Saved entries
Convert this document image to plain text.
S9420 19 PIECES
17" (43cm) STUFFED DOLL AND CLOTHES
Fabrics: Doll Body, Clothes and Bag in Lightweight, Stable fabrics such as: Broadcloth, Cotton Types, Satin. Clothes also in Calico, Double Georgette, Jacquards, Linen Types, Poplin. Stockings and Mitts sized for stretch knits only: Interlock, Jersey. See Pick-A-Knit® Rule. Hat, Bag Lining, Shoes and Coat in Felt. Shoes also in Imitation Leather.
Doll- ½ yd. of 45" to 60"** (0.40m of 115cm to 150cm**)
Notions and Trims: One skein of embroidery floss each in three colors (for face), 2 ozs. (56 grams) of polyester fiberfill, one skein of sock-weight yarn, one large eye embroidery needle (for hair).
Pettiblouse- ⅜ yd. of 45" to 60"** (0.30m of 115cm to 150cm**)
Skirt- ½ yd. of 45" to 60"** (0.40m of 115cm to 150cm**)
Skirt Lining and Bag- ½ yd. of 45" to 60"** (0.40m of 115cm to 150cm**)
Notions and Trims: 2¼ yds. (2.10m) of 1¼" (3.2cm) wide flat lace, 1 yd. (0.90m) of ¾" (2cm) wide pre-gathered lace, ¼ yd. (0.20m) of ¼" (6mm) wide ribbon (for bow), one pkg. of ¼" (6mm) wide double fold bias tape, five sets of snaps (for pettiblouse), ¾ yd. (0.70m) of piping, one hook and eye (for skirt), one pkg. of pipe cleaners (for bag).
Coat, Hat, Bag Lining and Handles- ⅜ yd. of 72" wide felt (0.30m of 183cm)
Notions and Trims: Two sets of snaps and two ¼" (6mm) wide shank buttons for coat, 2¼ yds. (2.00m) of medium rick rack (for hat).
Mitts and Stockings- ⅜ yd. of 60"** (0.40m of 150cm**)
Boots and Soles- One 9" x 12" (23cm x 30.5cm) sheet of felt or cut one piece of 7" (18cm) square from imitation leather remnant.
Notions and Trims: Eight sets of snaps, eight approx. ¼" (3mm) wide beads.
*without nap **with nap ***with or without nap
--
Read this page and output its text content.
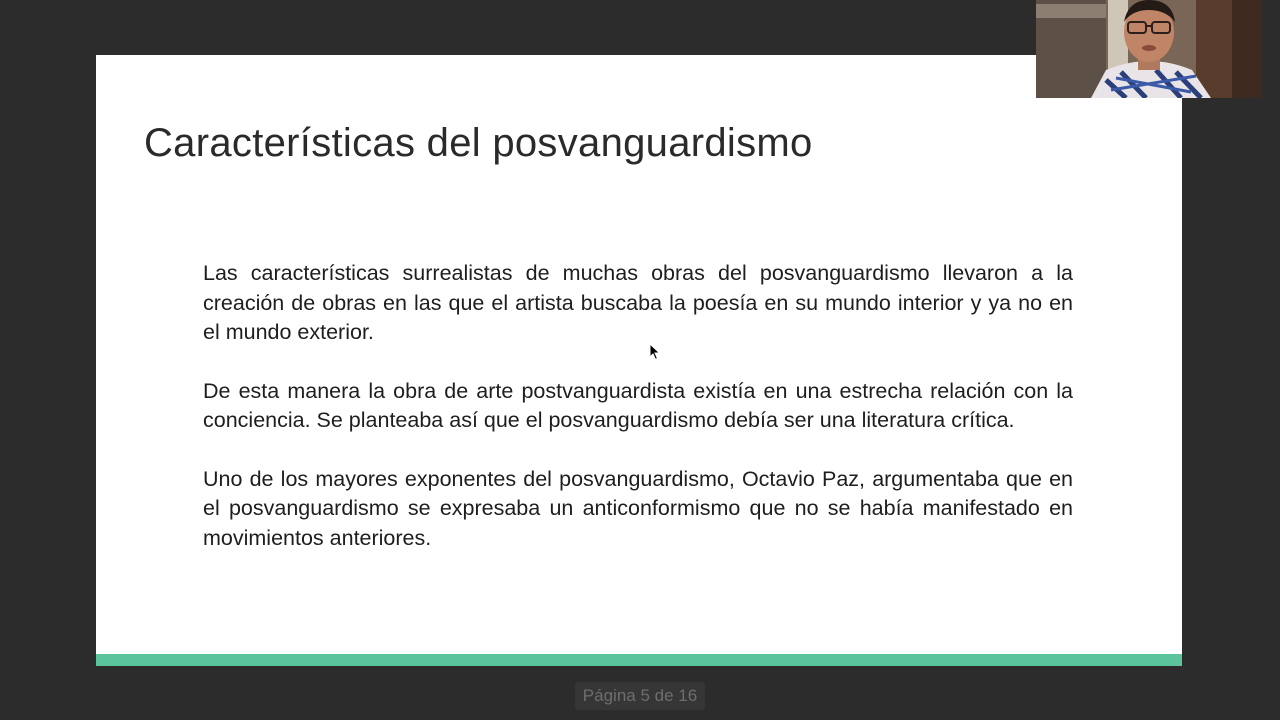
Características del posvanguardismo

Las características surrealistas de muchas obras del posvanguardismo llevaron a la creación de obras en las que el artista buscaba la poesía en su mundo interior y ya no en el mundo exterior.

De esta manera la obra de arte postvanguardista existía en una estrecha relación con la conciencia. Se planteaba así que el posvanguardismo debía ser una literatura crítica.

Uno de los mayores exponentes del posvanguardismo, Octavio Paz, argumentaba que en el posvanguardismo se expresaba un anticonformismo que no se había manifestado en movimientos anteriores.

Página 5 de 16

Objective:
Work through the data and report how many of its lines hold the word "Stockings", giving only the figure.

Solved problem:
2